TESTO ORIGINALE:
--------
Avellino è più viva di tante cittadine europee. C’è una rinnovata vivacità, i buoni ci sono ancora, anche se sono attori non protagonisti. Nonostante tutti gli sfregi che ha subito è un posto comodo, al centro della Campania. In meno di un’ora si possono raggiungere posti famosi come Paestum e la costiera amalfitana, ma si può anche trovare il silenzio e la luce dell’Irpinia d’Oriente. Avellino è in mezzo all’Appennino. Il suo futuro non è la decadenza, perché non sarà la decadenza il futuro dell’Appennino.
Intanto il suo presente è molto simile a una via crucis, una città che sembra fatta apposta per dimostrare come il Sud possa sprecare le sue bellezze e le sue opportunità.
Prima stazione
Entro in città dalla la zona del nuovo ospedale. Lo chiamano città ospedaliera. Non so chi ha costruito la struttura, non deve essere un bravo architetto. Ma il problema più grande è fuori. Arrivare al pronto soccorso è come fare una caccia al tesoro. E poi si sono dimenticati di fare i parcheggi davanti alla struttura. I lavori per porre rimedio ovviamente vanno a rilento. E così chi entra ad Avellino da questo lato subito può farsi l’idea di una città slow, ma il riferimento è ai cantieri, non al cibo.
Seconda stazione
Sono davanti al teatro Gesualdo. Anche qui l’opera ha una disegno architettonico molto discutibile, anche qui il disastro è fuori. Prima hanno cercato di recuperare dei ruderi microscopici di un castello col risultato che adesso non si notano i ruderi, ma una scala di metallo. Ora forse si vorrebbe sistemare lo spazio intorno al teatro, ma i lavori procedono per avanzamenti millimetrici. Lo spiazzo che vorrebbero ricavarne è una sorta di Aspettando Godot dell’urbanistica. Dunque il teatro si fa dentro e anche fuori, dove vanno in scena infinite repliche del teatro dell’assurdo.
Terza stazione
Piazza Macello. Qui ci sono gigantesche palazzine anni sessanta, qui c’è sempre stato e c’è ancora il punto da cui partono e arrivano i pullman. Si parla da decenni di far traslocare l’autostazione, ma non succede nulla. I lavori sono stati fatti, i soldi sono stati spesi. Questo conta, per il resto i pullman possono restare dove sono. Per spendere altri soldi hanno provato a fare una piazza. Non è venuta bene, forse gli unici a goderne sono i cani che possono fare indisturbati i loro bisogni.
Quarta stazione
Vado verso il centro della città. Qui c’è il cantiere totem, la metafora di tutti i fallimenti della politica avellinese. Difficile credere che potesse essere utile un tunnel in una città che ha meno di sessantamila abitanti. Il progetto originario è stato stravolto e la possibile utilità è ancor più diminuita. I lavori al momento sono arenati e il tunnel è solo una buca dove sono stati buttati un sacco di soldi pubblici.
--------
(Dati di previsione dei riquadri di delimitazione)
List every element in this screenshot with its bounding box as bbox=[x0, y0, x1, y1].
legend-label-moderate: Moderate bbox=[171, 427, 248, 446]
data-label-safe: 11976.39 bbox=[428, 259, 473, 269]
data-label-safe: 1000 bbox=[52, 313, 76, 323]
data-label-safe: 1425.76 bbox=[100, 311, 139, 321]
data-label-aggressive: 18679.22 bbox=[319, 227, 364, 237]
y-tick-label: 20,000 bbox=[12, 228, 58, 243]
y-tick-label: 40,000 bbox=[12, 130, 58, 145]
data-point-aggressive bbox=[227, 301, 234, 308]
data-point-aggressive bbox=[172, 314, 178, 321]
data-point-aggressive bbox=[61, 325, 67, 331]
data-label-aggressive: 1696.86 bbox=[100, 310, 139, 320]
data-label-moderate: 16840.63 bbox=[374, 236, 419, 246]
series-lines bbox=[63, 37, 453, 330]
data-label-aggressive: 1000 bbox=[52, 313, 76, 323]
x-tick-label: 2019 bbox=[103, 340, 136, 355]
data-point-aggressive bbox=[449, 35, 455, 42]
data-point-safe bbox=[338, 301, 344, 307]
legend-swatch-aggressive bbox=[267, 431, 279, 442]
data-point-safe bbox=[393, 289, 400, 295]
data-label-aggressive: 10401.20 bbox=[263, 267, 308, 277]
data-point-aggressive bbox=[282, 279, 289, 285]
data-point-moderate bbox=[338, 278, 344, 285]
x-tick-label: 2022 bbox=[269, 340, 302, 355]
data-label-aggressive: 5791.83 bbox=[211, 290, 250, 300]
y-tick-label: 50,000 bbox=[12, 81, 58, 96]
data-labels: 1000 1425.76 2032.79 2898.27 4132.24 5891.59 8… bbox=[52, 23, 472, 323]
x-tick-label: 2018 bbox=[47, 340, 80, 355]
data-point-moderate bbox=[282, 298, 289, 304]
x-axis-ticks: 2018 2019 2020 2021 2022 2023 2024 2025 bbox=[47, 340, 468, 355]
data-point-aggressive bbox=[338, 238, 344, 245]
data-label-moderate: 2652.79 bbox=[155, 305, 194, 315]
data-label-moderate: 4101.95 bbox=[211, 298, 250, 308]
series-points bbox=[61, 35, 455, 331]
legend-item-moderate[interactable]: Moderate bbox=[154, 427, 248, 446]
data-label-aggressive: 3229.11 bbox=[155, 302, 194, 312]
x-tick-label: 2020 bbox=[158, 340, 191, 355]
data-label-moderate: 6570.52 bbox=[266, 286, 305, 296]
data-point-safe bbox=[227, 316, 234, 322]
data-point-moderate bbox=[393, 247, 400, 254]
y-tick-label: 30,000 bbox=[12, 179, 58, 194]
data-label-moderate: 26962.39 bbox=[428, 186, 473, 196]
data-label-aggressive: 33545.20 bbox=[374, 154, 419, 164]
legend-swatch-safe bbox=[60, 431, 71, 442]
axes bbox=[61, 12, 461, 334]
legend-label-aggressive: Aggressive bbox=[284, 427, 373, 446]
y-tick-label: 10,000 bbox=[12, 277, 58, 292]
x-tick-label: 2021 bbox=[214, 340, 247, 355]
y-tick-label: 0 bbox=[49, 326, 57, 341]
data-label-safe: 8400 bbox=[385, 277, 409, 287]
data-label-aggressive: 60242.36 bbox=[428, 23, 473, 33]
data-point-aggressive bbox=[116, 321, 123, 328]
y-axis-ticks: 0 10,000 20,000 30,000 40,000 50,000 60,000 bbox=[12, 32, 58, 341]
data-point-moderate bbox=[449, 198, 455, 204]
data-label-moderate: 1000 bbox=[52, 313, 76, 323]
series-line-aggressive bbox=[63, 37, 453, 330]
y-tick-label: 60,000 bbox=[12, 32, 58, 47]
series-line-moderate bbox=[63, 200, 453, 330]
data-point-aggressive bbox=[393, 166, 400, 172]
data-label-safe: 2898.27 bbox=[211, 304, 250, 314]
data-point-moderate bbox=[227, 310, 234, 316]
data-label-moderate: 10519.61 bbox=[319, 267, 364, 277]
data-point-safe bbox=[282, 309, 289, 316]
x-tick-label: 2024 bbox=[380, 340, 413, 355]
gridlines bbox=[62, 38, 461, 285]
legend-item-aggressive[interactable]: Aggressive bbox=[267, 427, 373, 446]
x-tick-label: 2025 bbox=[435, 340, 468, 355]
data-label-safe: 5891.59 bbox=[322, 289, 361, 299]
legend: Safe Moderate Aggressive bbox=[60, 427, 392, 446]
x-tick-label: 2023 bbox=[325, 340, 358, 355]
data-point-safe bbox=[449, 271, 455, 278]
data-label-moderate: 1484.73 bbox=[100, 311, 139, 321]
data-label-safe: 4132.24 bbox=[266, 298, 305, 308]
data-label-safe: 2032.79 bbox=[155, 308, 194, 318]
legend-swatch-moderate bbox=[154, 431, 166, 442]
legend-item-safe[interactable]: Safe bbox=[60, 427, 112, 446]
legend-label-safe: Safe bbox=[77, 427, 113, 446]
--------
ISTRUZIONI:
(1) Ricopia il passo del testo su Avellino che comincia con le parole "Quarta stazione" e si ferma dopo "di soldi pubblici.".
(2) Prosegui il testo su Avellino riprendendo dopo la sua ultima frase.

RISPOSTE ATTESE:
(1)
Quarta stazione
Vado verso il centro della città. Qui c’è il cantiere totem, la metafora di tutti i fallimenti della politica avellinese. Difficile credere che potesse essere utile un tunnel in una città che ha meno di sessantamila abitanti. Il progetto originario è stato stravolto e la possibile utilità è ancor più diminuita. I lavori al momento sono arenati e il tunnel è solo una buca dove sono stati buttati un sacco di soldi pubblici.

(2)
Quinta stazione
Sono arrivato al corso. Questo è il centro della città, la spada dritta, la gruccia a cui è appeso tutto il resto. Qui i lavori per farne un’isola pedonale sono stati portati al termine. Un luogo molto bello, nonostante ci siano ancora molti palazzi che attendono di essere ricostruiti. L’effetto è strano. Non si vedono biciclette, gli avellinesi senza macchina sembrano creature a disagio, a parte i luminari dello struscio che parlano di sport e di politica. Avellino è una città che parla molto di sport e di politica. Le due cose hanno destini congiunti. L’ascesa della squadra di calcio alla serie A e la sua lunga permanenza nell’olimpo del calcio coincise con il fulgore dei politici irpini. Il più noto è De Mita, poi ci sono Mancino e Bianco, Gargani, De Vito. Su queste figure si è scritto molto, non è il caso di aggiungere altro, se non che sono tutti ancora in attività, a parte De Vito, sindaco del mio paese, morto senza il calore del popolo al suo capezzale. Non so quale sarà il destino degli altri, auguro a tutti lunga vita, ma ho la sensazione che il volere a tutti i costi mantenere un ruolo stia offuscando la loro opera anche agli occhi dei loro sodali.
Sesta stazione
Vado verso il centro storico e la sensazione molto netta è che non esiste. A fianco al Duomo c’è un cantiere allo stato fossile, sembra provenire da un’altra era geologica. Non ci sono negozi, non si vedono persone. Hanno ricostruito le case, ma sembra un luogo senza futuro. In tante città del Sud i centri storici hanno ripreso un bel vigore, basti pensare a Bari o a Lecce. Qui c’è solo la pessima edilizia del post-terremoto e qualche cantiere. Gli avellinesi, a parte rarissime eccezioni, sembra proprio che non ce l’hanno in testa il cuore della loro città. Una volta qui aveva sede il centro Dorso. C’è ancora, ma da quando è morto Elio Sellino, l’editore che lo dirigeva, non ci ho più messo piede. Sellino aveva una grande passione per l’Irpinia, ha fatto molte cose per valorizzarne la storia passata e per ravvivare la vita intellettuale: non si può dire che le sue imprese abbiano avuto particolari riconoscimenti.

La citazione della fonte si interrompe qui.